Enunciado escrito ->
Apresente todos os registros abaixo como uma lista numerada e omita as linhas em branco.

(Entradas de dados extraídas)

--- --- ---

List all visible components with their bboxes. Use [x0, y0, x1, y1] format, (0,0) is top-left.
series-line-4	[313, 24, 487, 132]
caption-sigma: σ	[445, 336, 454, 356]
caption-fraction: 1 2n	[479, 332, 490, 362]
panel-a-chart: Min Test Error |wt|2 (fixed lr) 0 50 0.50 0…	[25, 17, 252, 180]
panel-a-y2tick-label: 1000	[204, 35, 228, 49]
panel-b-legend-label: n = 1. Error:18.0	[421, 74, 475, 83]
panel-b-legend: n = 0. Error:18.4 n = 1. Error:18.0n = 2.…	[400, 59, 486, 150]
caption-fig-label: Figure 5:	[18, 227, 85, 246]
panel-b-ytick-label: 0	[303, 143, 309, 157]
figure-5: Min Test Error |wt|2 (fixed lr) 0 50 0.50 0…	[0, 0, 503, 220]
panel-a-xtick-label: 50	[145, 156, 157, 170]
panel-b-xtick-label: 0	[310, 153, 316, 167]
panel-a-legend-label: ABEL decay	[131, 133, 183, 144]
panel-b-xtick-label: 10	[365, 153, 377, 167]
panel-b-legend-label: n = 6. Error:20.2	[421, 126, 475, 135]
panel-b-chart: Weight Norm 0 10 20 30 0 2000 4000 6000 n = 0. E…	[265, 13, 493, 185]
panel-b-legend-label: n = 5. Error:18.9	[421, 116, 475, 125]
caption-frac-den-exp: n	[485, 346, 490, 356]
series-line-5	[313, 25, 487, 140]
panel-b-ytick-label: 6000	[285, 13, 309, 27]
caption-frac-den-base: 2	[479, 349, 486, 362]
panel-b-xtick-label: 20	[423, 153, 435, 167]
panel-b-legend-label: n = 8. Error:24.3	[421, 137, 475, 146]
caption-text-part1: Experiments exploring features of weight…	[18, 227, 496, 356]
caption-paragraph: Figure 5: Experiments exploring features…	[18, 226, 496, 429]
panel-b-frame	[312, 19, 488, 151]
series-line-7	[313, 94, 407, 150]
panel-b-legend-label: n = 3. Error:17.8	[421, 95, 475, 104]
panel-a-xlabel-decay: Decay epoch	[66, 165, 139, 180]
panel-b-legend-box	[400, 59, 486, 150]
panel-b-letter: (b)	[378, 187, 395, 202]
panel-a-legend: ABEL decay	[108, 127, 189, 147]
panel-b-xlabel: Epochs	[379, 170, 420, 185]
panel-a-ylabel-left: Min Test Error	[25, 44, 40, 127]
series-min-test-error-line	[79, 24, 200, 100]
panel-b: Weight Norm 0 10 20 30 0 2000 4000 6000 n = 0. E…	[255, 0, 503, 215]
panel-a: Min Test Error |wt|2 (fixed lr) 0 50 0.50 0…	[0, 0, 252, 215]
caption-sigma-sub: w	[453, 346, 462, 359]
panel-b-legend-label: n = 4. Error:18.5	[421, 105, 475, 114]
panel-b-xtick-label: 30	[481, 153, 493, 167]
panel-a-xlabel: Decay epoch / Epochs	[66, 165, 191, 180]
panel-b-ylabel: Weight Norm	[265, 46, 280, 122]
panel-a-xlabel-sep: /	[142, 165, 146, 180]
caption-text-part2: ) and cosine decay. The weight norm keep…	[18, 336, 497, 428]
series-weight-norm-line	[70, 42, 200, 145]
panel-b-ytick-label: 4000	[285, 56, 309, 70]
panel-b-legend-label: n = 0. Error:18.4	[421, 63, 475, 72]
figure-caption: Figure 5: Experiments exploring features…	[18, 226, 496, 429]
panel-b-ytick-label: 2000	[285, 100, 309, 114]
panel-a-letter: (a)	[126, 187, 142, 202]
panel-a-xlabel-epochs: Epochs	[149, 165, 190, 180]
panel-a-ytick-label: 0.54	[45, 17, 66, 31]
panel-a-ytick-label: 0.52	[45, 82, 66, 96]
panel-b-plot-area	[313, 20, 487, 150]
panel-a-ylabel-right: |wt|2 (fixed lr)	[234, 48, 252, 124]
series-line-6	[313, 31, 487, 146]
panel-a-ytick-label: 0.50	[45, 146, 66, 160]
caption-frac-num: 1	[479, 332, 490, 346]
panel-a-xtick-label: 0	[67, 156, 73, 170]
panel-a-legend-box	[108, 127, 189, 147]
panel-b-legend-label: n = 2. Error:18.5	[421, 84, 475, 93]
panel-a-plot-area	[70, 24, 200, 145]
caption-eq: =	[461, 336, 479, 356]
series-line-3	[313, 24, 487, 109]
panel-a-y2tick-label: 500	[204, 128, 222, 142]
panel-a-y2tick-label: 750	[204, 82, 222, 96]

--- --- ---

Resposta completa ->
1. List all visible components with their bboxes. Use [x0, y0, x1, y1] format, (0,0) is top-left.
2. series-line-4	[313, 24, 487, 132]
3. caption-sigma: σ	[445, 336, 454, 356]
4. caption-fraction: 1 2n	[479, 332, 490, 362]
5. panel-a-chart: Min Test Error |wt|2 (fixed lr) 0 50 0.50 0…	[25, 17, 252, 180]
6. panel-a-y2tick-label: 1000	[204, 35, 228, 49]
7. panel-b-legend-label: n = 1. Error:18.0	[421, 74, 475, 83]
8. panel-b-legend: n = 0. Error:18.4 n = 1. Error:18.0n = 2.…	[400, 59, 486, 150]
9. caption-fig-label: Figure 5:	[18, 227, 85, 246]
10. panel-b-ytick-label: 0	[303, 143, 309, 157]
11. figure-5: Min Test Error |wt|2 (fixed lr) 0 50 0.50 0…	[0, 0, 503, 220]
12. panel-a-xtick-label: 50	[145, 156, 157, 170]
13. panel-b-xtick-label: 0	[310, 153, 316, 167]
14. panel-a-legend-label: ABEL decay	[131, 133, 183, 144]
15. panel-b-xtick-label: 10	[365, 153, 377, 167]
16. panel-b-legend-label: n = 6. Error:20.2	[421, 126, 475, 135]
17. panel-b-chart: Weight Norm 0 10 20 30 0 2000 4000 6000 n = 0. E…	[265, 13, 493, 185]
18. panel-b-legend-label: n = 5. Error:18.9	[421, 116, 475, 125]
19. caption-frac-den-exp: n	[485, 346, 490, 356]
20. series-line-5	[313, 25, 487, 140]
21. panel-b-ytick-label: 6000	[285, 13, 309, 27]
22. caption-frac-den-base: 2	[479, 349, 486, 362]
23. panel-b-xtick-label: 20	[423, 153, 435, 167]
24. panel-b-legend-label: n = 8. Error:24.3	[421, 137, 475, 146]
25. caption-text-part1: Experiments exploring features of weight…	[18, 227, 496, 356]
26. caption-paragraph: Figure 5: Experiments exploring features…	[18, 226, 496, 429]
27. panel-b-frame	[312, 19, 488, 151]
28. series-line-7	[313, 94, 407, 150]
29. panel-b-legend-label: n = 3. Error:17.8	[421, 95, 475, 104]
30. panel-a-xlabel-decay: Decay epoch	[66, 165, 139, 180]
31. panel-b-legend-box	[400, 59, 486, 150]
32. panel-b-letter: (b)	[378, 187, 395, 202]
33. panel-a-legend: ABEL decay	[108, 127, 189, 147]
34. panel-b-xlabel: Epochs	[379, 170, 420, 185]
35. panel-a-ylabel-left: Min Test Error	[25, 44, 40, 127]
36. series-min-test-error-line	[79, 24, 200, 100]
37. panel-b: Weight Norm 0 10 20 30 0 2000 4000 6000 n = 0. E…	[255, 0, 503, 215]
38. panel-a: Min Test Error |wt|2 (fixed lr) 0 50 0.50 0…	[0, 0, 252, 215]
39. caption-sigma-sub: w	[453, 346, 462, 359]
40. panel-b-legend-label: n = 4. Error:18.5	[421, 105, 475, 114]
41. panel-b-xtick-label: 30	[481, 153, 493, 167]
42. panel-a-xlabel: Decay epoch / Epochs	[66, 165, 191, 180]
43. panel-b-ylabel: Weight Norm	[265, 46, 280, 122]
44. panel-a-xlabel-sep: /	[142, 165, 146, 180]
45. caption-text-part2: ) and cosine decay. The weight norm keep…	[18, 336, 497, 428]
46. series-weight-norm-line	[70, 42, 200, 145]
47. panel-b-ytick-label: 4000	[285, 56, 309, 70]
48. panel-b-legend-label: n = 0. Error:18.4	[421, 63, 475, 72]
49. figure-caption: Figure 5: Experiments exploring features…	[18, 226, 496, 429]
50. panel-b-ytick-label: 2000	[285, 100, 309, 114]
51. panel-a-letter: (a)	[126, 187, 142, 202]
52. panel-a-xlabel-epochs: Epochs	[149, 165, 190, 180]
53. panel-a-ytick-label: 0.54	[45, 17, 66, 31]
54. panel-a-ytick-label: 0.52	[45, 82, 66, 96]
55. panel-b-plot-area	[313, 20, 487, 150]
56. panel-a-ylabel-right: |wt|2 (fixed lr)	[234, 48, 252, 124]
57. series-line-6	[313, 31, 487, 146]
58. panel-a-ytick-label: 0.50	[45, 146, 66, 160]
59. caption-frac-num: 1	[479, 332, 490, 346]
60. panel-a-xtick-label: 0	[67, 156, 73, 170]
61. panel-a-legend-box	[108, 127, 189, 147]
62. panel-b-legend-label: n = 2. Error:18.5	[421, 84, 475, 93]
63. panel-a-plot-area	[70, 24, 200, 145]
64. caption-eq: =	[461, 336, 479, 356]
65. series-line-3	[313, 24, 487, 109]
66. panel-a-y2tick-label: 500	[204, 128, 222, 142]
67. panel-a-y2tick-label: 750	[204, 82, 222, 96]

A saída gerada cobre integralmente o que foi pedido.